***** Data for the task *****
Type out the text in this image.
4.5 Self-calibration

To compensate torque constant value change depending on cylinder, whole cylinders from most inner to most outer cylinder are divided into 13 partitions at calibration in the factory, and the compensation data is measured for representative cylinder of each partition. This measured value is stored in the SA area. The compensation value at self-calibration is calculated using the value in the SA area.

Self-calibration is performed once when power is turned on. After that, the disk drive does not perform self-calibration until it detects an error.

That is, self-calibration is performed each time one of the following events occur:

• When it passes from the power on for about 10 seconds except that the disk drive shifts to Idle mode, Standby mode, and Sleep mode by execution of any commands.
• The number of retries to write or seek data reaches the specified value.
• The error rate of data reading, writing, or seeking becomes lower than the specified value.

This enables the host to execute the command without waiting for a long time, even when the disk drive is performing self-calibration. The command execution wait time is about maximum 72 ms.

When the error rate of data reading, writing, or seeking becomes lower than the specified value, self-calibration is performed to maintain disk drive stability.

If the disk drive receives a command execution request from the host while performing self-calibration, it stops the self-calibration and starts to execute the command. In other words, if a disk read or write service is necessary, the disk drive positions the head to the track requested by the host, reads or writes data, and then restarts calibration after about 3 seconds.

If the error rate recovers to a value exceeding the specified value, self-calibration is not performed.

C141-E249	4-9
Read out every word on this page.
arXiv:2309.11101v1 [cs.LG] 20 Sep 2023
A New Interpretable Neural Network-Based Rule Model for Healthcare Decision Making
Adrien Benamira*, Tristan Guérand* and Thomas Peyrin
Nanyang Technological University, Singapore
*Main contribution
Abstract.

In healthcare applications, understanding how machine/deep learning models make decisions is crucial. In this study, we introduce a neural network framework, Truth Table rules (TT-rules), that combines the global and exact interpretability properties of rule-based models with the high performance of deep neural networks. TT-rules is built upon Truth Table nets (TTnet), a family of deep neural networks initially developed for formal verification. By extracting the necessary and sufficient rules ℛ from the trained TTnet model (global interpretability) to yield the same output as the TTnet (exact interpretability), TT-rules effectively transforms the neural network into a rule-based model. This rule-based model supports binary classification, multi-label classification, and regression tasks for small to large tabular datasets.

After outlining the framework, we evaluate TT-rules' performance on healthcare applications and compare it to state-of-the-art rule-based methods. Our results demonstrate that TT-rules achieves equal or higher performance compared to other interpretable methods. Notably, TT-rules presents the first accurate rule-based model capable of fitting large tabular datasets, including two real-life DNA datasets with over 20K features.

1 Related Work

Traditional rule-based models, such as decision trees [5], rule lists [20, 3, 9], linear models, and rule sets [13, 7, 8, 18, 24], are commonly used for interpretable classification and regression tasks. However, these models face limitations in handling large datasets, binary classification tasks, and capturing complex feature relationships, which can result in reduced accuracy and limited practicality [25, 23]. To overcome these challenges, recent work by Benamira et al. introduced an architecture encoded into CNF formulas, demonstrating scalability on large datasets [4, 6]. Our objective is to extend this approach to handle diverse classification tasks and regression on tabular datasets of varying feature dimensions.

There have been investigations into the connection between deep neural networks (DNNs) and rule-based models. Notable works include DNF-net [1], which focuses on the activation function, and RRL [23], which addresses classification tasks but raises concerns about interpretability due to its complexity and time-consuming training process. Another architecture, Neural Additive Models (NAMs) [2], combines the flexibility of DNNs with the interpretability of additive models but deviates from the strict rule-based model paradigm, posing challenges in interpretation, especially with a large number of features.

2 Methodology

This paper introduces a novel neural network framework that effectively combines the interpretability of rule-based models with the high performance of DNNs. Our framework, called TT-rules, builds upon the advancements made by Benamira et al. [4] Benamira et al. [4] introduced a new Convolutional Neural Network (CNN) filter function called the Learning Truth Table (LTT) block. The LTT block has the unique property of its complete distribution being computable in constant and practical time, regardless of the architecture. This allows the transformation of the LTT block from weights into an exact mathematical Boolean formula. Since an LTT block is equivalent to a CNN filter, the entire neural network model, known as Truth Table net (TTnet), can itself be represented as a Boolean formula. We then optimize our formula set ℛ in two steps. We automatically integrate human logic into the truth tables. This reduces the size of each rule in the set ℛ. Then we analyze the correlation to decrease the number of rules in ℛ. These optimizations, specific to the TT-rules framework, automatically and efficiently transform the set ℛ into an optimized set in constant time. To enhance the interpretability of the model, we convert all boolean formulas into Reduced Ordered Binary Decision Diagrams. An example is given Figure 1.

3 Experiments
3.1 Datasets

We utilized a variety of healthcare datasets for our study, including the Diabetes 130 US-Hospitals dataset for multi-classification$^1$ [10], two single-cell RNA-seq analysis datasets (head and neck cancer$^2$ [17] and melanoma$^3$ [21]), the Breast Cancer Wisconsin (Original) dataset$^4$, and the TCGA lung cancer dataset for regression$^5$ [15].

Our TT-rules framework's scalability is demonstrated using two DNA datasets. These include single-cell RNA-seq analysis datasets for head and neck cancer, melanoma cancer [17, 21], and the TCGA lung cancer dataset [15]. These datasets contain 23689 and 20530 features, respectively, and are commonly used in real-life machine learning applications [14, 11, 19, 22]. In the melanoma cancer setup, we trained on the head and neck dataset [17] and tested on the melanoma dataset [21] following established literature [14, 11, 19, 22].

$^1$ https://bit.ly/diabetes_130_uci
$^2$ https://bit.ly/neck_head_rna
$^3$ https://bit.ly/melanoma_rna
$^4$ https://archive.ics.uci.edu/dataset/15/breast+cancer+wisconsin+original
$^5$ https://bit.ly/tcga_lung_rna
*****
Pick each line holding the word "becomes" out of the listing.

** Reply to the task **
• The error rate of data reading, writing, or seeking becomes lower than the specified value.
When the error rate of data reading, writing, or seeking becomes lower than the specified value, self-calibration is performed to maintain disk drive stability.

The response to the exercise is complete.